Istruzione scritta: Trascriva senza alcuna modifica tutte le righe del materiale riportato qui sotto.

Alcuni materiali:
+ + +
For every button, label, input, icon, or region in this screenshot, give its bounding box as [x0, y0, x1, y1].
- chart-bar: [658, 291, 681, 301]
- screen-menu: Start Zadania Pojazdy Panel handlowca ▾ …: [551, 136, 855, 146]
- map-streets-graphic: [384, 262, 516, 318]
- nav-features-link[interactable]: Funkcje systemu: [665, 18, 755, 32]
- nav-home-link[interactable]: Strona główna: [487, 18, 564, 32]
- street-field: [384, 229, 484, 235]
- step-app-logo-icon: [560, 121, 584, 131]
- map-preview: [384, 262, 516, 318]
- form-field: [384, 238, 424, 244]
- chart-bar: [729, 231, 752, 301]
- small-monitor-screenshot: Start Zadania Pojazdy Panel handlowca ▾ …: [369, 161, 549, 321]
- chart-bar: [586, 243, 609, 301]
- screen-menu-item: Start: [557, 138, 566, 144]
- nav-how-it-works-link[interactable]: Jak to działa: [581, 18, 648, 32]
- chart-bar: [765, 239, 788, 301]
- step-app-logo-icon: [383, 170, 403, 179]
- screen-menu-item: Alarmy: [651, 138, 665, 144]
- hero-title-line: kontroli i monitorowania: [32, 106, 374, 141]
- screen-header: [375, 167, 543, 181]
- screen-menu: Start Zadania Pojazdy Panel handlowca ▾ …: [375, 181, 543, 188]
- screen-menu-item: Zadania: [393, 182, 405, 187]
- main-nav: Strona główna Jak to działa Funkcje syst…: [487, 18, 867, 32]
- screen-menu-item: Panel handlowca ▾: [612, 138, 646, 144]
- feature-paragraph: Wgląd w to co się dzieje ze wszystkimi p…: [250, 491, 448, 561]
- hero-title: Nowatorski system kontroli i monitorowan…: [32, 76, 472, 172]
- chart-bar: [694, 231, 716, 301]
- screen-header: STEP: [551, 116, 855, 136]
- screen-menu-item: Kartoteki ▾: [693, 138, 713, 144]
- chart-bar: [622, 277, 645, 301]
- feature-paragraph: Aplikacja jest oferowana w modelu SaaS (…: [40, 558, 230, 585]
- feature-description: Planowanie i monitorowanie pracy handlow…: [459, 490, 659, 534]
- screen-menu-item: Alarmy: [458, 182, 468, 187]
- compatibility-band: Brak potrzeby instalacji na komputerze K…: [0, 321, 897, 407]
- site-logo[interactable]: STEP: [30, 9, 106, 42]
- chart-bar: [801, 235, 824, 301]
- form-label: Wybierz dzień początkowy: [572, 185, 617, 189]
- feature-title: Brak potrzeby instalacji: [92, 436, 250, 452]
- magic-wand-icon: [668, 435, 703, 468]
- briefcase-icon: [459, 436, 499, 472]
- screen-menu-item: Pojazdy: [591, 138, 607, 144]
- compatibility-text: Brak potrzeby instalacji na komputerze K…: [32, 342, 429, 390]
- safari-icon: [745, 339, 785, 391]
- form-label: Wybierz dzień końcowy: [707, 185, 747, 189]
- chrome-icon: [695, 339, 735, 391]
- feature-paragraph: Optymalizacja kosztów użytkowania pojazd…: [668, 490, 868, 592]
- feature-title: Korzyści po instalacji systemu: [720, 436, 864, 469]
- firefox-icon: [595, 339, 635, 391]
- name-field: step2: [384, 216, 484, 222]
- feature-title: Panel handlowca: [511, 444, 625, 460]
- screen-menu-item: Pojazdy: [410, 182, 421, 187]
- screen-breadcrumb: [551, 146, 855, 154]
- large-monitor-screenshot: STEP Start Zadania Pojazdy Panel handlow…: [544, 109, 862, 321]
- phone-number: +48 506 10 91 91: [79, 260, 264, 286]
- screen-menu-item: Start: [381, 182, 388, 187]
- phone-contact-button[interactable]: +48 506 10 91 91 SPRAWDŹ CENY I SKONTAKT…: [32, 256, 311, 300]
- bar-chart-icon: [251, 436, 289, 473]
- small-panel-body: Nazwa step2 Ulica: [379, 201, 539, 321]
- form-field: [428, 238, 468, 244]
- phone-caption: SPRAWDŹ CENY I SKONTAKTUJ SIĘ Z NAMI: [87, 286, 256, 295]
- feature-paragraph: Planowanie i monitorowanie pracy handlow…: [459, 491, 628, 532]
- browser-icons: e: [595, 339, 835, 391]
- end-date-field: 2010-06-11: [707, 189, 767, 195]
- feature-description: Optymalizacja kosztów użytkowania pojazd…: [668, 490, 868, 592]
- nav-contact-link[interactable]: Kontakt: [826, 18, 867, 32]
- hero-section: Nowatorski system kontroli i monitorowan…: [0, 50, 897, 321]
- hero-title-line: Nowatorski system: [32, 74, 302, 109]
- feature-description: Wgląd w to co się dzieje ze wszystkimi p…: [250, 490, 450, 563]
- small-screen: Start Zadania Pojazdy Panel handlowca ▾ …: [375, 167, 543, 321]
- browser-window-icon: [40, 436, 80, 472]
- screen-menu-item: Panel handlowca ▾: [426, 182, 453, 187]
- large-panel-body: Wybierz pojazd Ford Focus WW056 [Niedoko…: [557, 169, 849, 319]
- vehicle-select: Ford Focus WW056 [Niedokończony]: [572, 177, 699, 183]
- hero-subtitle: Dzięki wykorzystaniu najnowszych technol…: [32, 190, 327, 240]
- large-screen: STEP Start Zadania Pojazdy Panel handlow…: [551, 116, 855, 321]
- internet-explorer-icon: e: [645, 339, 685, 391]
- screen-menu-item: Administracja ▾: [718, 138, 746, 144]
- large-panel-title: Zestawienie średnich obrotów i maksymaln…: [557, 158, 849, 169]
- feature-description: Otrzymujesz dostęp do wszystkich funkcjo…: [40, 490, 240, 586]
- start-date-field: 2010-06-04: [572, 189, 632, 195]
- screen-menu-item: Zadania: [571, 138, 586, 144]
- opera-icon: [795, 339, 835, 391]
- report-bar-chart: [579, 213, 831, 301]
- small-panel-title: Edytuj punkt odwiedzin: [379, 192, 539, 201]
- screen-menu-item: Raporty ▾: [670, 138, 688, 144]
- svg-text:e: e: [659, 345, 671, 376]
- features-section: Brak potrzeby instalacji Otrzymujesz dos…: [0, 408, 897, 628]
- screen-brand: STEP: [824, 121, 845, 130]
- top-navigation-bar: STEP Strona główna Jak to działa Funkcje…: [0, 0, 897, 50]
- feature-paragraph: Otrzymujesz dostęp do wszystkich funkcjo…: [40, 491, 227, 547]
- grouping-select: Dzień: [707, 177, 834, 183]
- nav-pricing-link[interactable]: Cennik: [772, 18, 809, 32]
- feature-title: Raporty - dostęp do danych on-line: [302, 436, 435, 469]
+ + +
Soluzione del compito:
For every button, label, input, icon, or region in this screenshot, give its bounding box as [x0, y0, x1, y1].
- chart-bar: [658, 291, 681, 301]
- screen-menu: Start Zadania Pojazdy Panel handlowca ▾ …: [551, 136, 855, 146]
- map-streets-graphic: [384, 262, 516, 318]
- nav-features-link[interactable]: Funkcje systemu: [665, 18, 755, 32]
- nav-home-link[interactable]: Strona główna: [487, 18, 564, 32]
- street-field: [384, 229, 484, 235]
- step-app-logo-icon: [560, 121, 584, 131]
- map-preview: [384, 262, 516, 318]
- form-field: [384, 238, 424, 244]
- chart-bar: [729, 231, 752, 301]
- small-monitor-screenshot: Start Zadania Pojazdy Panel handlowca ▾ …: [369, 161, 549, 321]
- chart-bar: [586, 243, 609, 301]
- screen-menu-item: Start: [557, 138, 566, 144]
- nav-how-it-works-link[interactable]: Jak to działa: [581, 18, 648, 32]
- chart-bar: [765, 239, 788, 301]
- step-app-logo-icon: [383, 170, 403, 179]
- screen-menu-item: Alarmy: [651, 138, 665, 144]
- hero-title-line: kontroli i monitorowania: [32, 106, 374, 141]
- screen-header: [375, 167, 543, 181]
- screen-menu: Start Zadania Pojazdy Panel handlowca ▾ …: [375, 181, 543, 188]
- screen-menu-item: Zadania: [393, 182, 405, 187]
- main-nav: Strona główna Jak to działa Funkcje syst…: [487, 18, 867, 32]
- screen-menu-item: Panel handlowca ▾: [612, 138, 646, 144]
- feature-paragraph: Wgląd w to co się dzieje ze wszystkimi p…: [250, 491, 448, 561]
- hero-title: Nowatorski system kontroli i monitorowan…: [32, 76, 472, 172]
- chart-bar: [694, 231, 716, 301]
- screen-header: STEP: [551, 116, 855, 136]
- screen-menu-item: Kartoteki ▾: [693, 138, 713, 144]
- chart-bar: [622, 277, 645, 301]
- feature-paragraph: Aplikacja jest oferowana w modelu SaaS (…: [40, 558, 230, 585]
- feature-description: Planowanie i monitorowanie pracy handlow…: [459, 490, 659, 534]
- screen-menu-item: Alarmy: [458, 182, 468, 187]
- compatibility-band: Brak potrzeby instalacji na komputerze K…: [0, 321, 897, 407]
- site-logo[interactable]: STEP: [30, 9, 106, 42]
- chart-bar: [801, 235, 824, 301]
- form-label: Wybierz dzień początkowy: [572, 185, 617, 189]
- feature-title: Brak potrzeby instalacji: [92, 436, 250, 452]
- magic-wand-icon: [668, 435, 703, 468]
- briefcase-icon: [459, 436, 499, 472]
- screen-menu-item: Pojazdy: [591, 138, 607, 144]
- compatibility-text: Brak potrzeby instalacji na komputerze K…: [32, 342, 429, 390]
- safari-icon: [745, 339, 785, 391]
- form-label: Wybierz dzień końcowy: [707, 185, 747, 189]
- chrome-icon: [695, 339, 735, 391]
- feature-paragraph: Optymalizacja kosztów użytkowania pojazd…: [668, 490, 868, 592]
- feature-title: Korzyści po instalacji systemu: [720, 436, 864, 469]
- firefox-icon: [595, 339, 635, 391]
- name-field: step2: [384, 216, 484, 222]
- feature-title: Panel handlowca: [511, 444, 625, 460]
- screen-menu-item: Pojazdy: [410, 182, 421, 187]
- screen-breadcrumb: [551, 146, 855, 154]
- large-monitor-screenshot: STEP Start Zadania Pojazdy Panel handlow…: [544, 109, 862, 321]
- phone-number: +48 506 10 91 91: [79, 260, 264, 286]
- screen-menu-item: Start: [381, 182, 388, 187]
- phone-contact-button[interactable]: +48 506 10 91 91 SPRAWDŹ CENY I SKONTAKT…: [32, 256, 311, 300]
- bar-chart-icon: [251, 436, 289, 473]
- small-panel-body: Nazwa step2 Ulica: [379, 201, 539, 321]
- form-field: [428, 238, 468, 244]
- phone-caption: SPRAWDŹ CENY I SKONTAKTUJ SIĘ Z NAMI: [87, 286, 256, 295]
- feature-paragraph: Planowanie i monitorowanie pracy handlow…: [459, 491, 628, 532]
- browser-icons: e: [595, 339, 835, 391]
- end-date-field: 2010-06-11: [707, 189, 767, 195]
- feature-description: Optymalizacja kosztów użytkowania pojazd…: [668, 490, 868, 592]
- nav-contact-link[interactable]: Kontakt: [826, 18, 867, 32]
- hero-section: Nowatorski system kontroli i monitorowan…: [0, 50, 897, 321]
- hero-title-line: Nowatorski system: [32, 74, 302, 109]
- feature-description: Wgląd w to co się dzieje ze wszystkimi p…: [250, 490, 450, 563]
- small-screen: Start Zadania Pojazdy Panel handlowca ▾ …: [375, 167, 543, 321]
- browser-window-icon: [40, 436, 80, 472]
- screen-menu-item: Panel handlowca ▾: [426, 182, 453, 187]
- large-panel-body: Wybierz pojazd Ford Focus WW056 [Niedoko…: [557, 169, 849, 319]
- vehicle-select: Ford Focus WW056 [Niedokończony]: [572, 177, 699, 183]
- hero-subtitle: Dzięki wykorzystaniu najnowszych technol…: [32, 190, 327, 240]
- large-screen: STEP Start Zadania Pojazdy Panel handlow…: [551, 116, 855, 321]
- internet-explorer-icon: e: [645, 339, 685, 391]
- screen-menu-item: Administracja ▾: [718, 138, 746, 144]
- large-panel-title: Zestawienie średnich obrotów i maksymaln…: [557, 158, 849, 169]
- feature-description: Otrzymujesz dostęp do wszystkich funkcjo…: [40, 490, 240, 586]
- start-date-field: 2010-06-04: [572, 189, 632, 195]
- screen-menu-item: Zadania: [571, 138, 586, 144]
- opera-icon: [795, 339, 835, 391]
- report-bar-chart: [579, 213, 831, 301]
- small-panel-title: Edytuj punkt odwiedzin: [379, 192, 539, 201]
- screen-menu-item: Raporty ▾: [670, 138, 688, 144]
- svg-text:e: e: [659, 345, 671, 376]
- features-section: Brak potrzeby instalacji Otrzymujesz dos…: [0, 408, 897, 628]
- screen-brand: STEP: [824, 121, 845, 130]
- top-navigation-bar: STEP Strona główna Jak to działa Funkcje…: [0, 0, 897, 50]
- feature-paragraph: Otrzymujesz dostęp do wszystkich funkcjo…: [40, 491, 227, 547]
- grouping-select: Dzień: [707, 177, 834, 183]
- nav-pricing-link[interactable]: Cennik: [772, 18, 809, 32]
- feature-title: Raporty - dostęp do danych on-line: [302, 436, 435, 469]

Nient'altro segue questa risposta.